[Saved entries]
::::::

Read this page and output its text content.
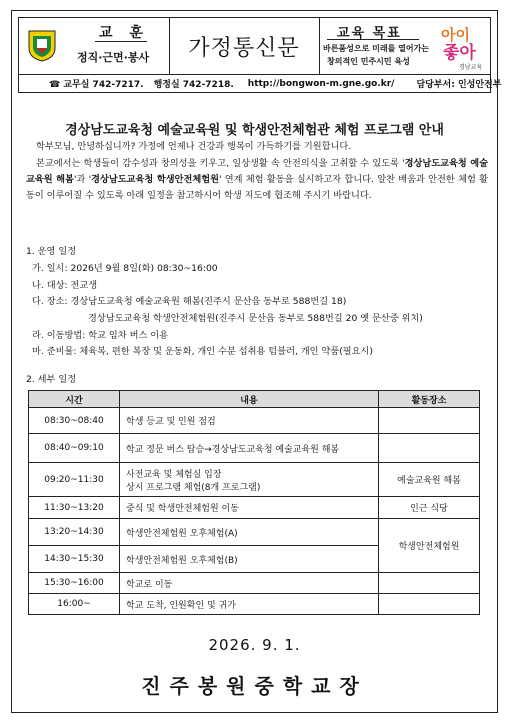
교 훈
정직·근면·봉사	가정통신문
교육 목표
바른품성으로 미래를 열어가는
창의적인 민주시민 육성
아이
좋아
경남교육
☎ 교무실 742-7217. 행정실 742-7218. http://bongwon-m.gne.go.kr/ 담당부서: 인성안전부
경상남도교육청 예술교육원 및 학생안전체험관 체험 프로그램 안내
학부모님, 안녕하십니까? 가정에 언제나 건강과 행복이 가득하기를 기원합니다.
본교에서는 학생들이 감수성과 창의성을 키우고, 일상생활 속 안전의식을 고취할 수 있도록 '경상남도교육청 예술교육원 해봄'과 '경상남도교육청 학생안전체험원' 연계 체험 활동을 실시하고자 합니다. 알찬 배움과 안전한 체험 활동이 이루어질 수 있도록 아래 일정을 참고하시어 학생 지도에 협조해 주시기 바랍니다.
1. 운영 일정
가. 일시: 2026년 9월 8일(화) 08:30~16:00
나. 대상: 전교생
다. 장소: 경상남도교육청 예술교육원 해봄(진주시 문산읍 동부로 588번길 18)
경상남도교육청 학생안전체험원(진주시 문산읍 동부로 588번길 20 옛 문산중 위치)
라. 이동방법: 학교 임차 버스 이용
마. 준비물: 체육복, 편한 복장 및 운동화, 개인 수분 섭취용 텀블러, 개인 약품(필요시)
2. 세부 일정
시간	내용	활동장소
08:30~08:40	학생 등교 및 인원 점검	
08:40~09:10	학교 정문 버스 탑승→경상남도교육청 예술교육원 해봄	
09:20~11:30	사전교육 및 체험실 입장
상시 프로그램 체험(8개 프로그램)	예술교육원 해봄
11:30~13:20	중식 및 학생안전체험원 이동	인근 식당
13:20~14:30	학생안전체험원 오후체험(A)	학생안전체험원
14:30~15:30	학생안전체험원 오후체험(B)	
15:30~16:00	학교로 이동	
16:00~	학교 도착, 인원확인 및 귀가	
2026. 9. 1.
진주봉원중학교장
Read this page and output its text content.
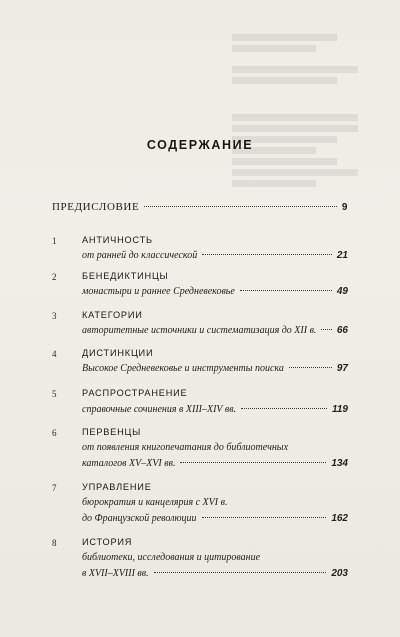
СОДЕРЖАНИЕ
ПРЕДИСЛОВИЕ	9
1	АНТИЧНОСТЬ
от ранней до классической	21
2	БЕНЕДИКТИНЦЫ
монастыри и раннее Средневековье	49
3	КАТЕГОРИИ
авторитетные источники и систематизация до XII в. 66
4	ДИСТИНКЦИИ
Высокое Средневековье и инструменты поиска	97
5	РАСПРОСТРАНЕНИЕ
справочные сочинения в XIII–XIV вв.	119
6	ПЕРВЕНЦЫ
от появления книгопечатания до библиотечных
каталогов XV–XVI вв.	134
7	УПРАВЛЕНИЕ
бюрократия и канцелярия с XVI в.
до Французской революции	162
8	ИСТОРИЯ
библиотеки, исследования и цитирование
в XVII–XVIII вв.	203
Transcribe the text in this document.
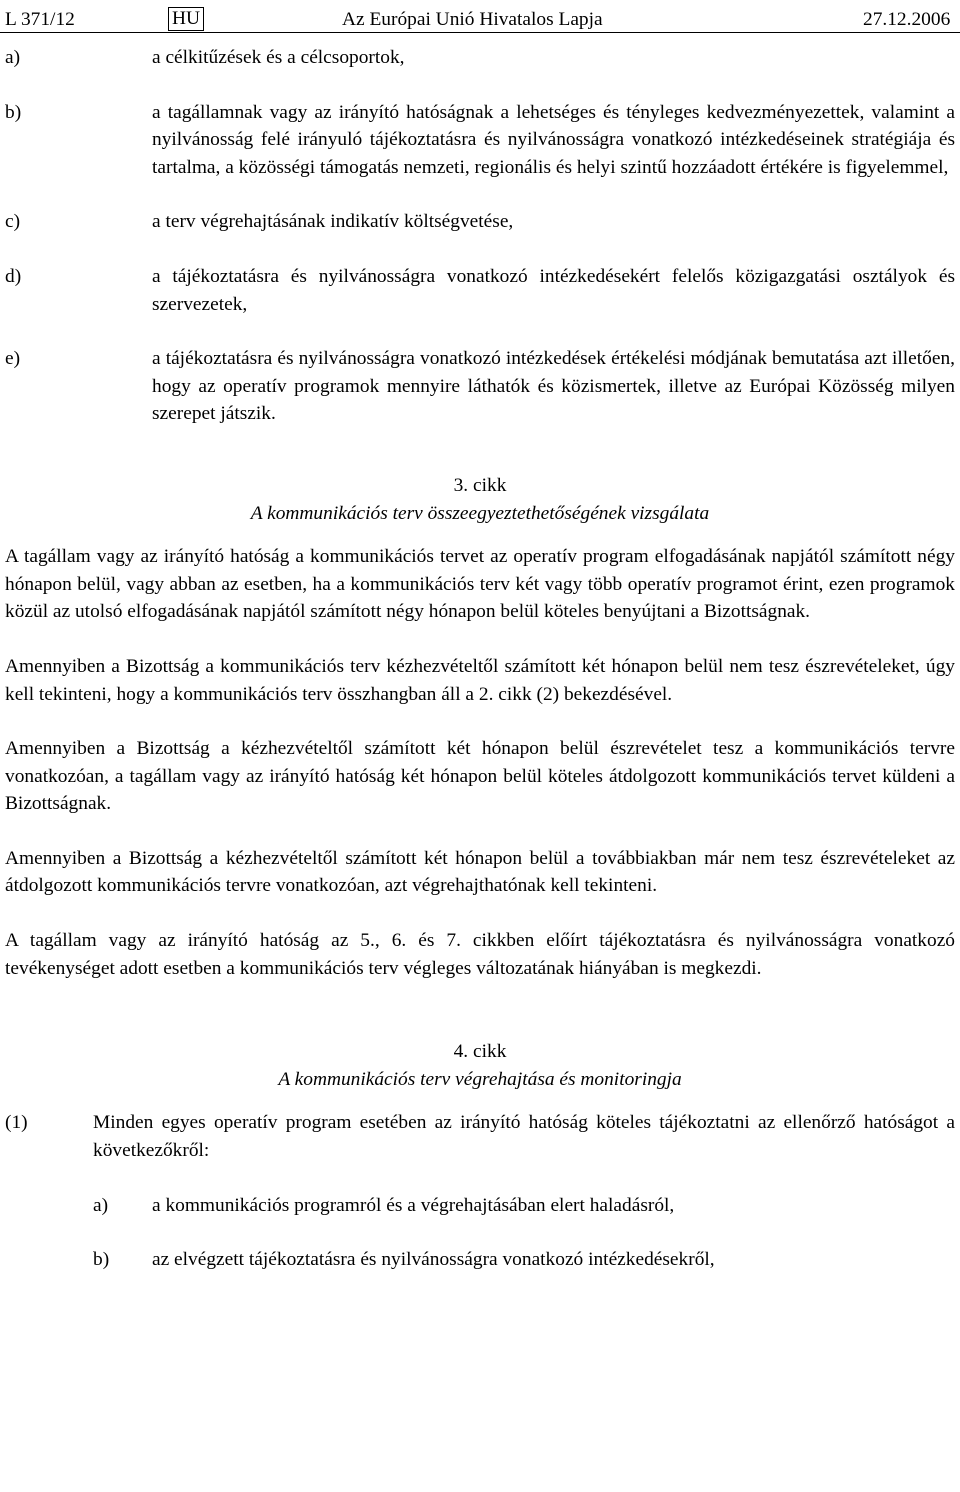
L 371/12	HU	Az Európai Unió Hivatalos Lapja	27.12.2006
a)	a célkitűzések és a célcsoportok,
b)	a tagállamnak vagy az irányító hatóságnak a lehetséges és tényleges kedvezményezettek, valamint a nyilvánosság felé irányuló tájékoztatásra és nyilvánosságra vonatkozó intézkedéseinek stratégiája és tartalma, a közösségi támogatás nemzeti, regionális és helyi szintű hozzáadott értékére is figyelemmel,
c)	a terv végrehajtásának indikatív költségvetése,
d)	a tájékoztatásra és nyilvánosságra vonatkozó intézkedésekért felelős közigazgatási osztályok és szervezetek,
e)	a tájékoztatásra és nyilvánosságra vonatkozó intézkedések értékelési módjának bemutatása azt illetően, hogy az operatív programok mennyire láthatók és közismertek, illetve az Európai Közösség milyen szerepet játszik.
3. cikk
A kommunikációs terv összeegyeztethetőségének vizsgálata

A tagállam vagy az irányító hatóság a kommunikációs tervet az operatív program elfogadásának napjától számított négy hónapon belül, vagy abban az esetben, ha a kommunikációs terv két vagy több operatív programot érint, ezen programok közül az utolsó elfogadásának napjától számított négy hónapon belül köteles benyújtani a Bizottságnak.

Amennyiben a Bizottság a kommunikációs terv kézhezvételtől számított két hónapon belül nem tesz észrevételeket, úgy kell tekinteni, hogy a kommunikációs terv összhangban áll a 2. cikk (2) bekezdésével.

Amennyiben a Bizottság a kézhezvételtől számított két hónapon belül észrevételet tesz a kommunikációs tervre vonatkozóan, a tagállam vagy az irányító hatóság két hónapon belül köteles átdolgozott kommunikációs tervet küldeni a Bizottságnak.

Amennyiben a Bizottság a kézhezvételtől számított két hónapon belül a továbbiakban már nem tesz észrevételeket az átdolgozott kommunikációs tervre vonatkozóan, azt végrehajthatónak kell tekinteni.

A tagállam vagy az irányító hatóság az 5., 6. és 7. cikkben előírt tájékoztatásra és nyilvánosságra vonatkozó tevékenységet adott esetben a kommunikációs terv végleges változatának hiányában is megkezdi.

4. cikk
A kommunikációs terv végrehajtása és monitoringja
(1)	Minden egyes operatív program esetében az irányító hatóság köteles tájékoztatni az ellenőrző hatóságot a következőkről:
a)	a kommunikációs programról és a végrehajtásában elert haladásról,
b)	az elvégzett tájékoztatásra és nyilvánosságra vonatkozó intézkedésekről,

::::::

● **Task requirements**: For each line of the entries that includes "tekinteni", show that line.

● **Answer to this problem**:
Amennyiben a Bizottság a kommunikációs terv kézhezvételtől számított két hónapon belül nem tesz észrevételeket, úgy kell tekinteni, hogy a kommunikációs terv összhangban áll a 2. cikk (2) bekezdésével.
Amennyiben a Bizottság a kézhezvételtől számított két hónapon belül a továbbiakban már nem tesz észrevételeket az átdolgozott kommunikációs tervre vonatkozóan, azt végrehajthatónak kell tekinteni.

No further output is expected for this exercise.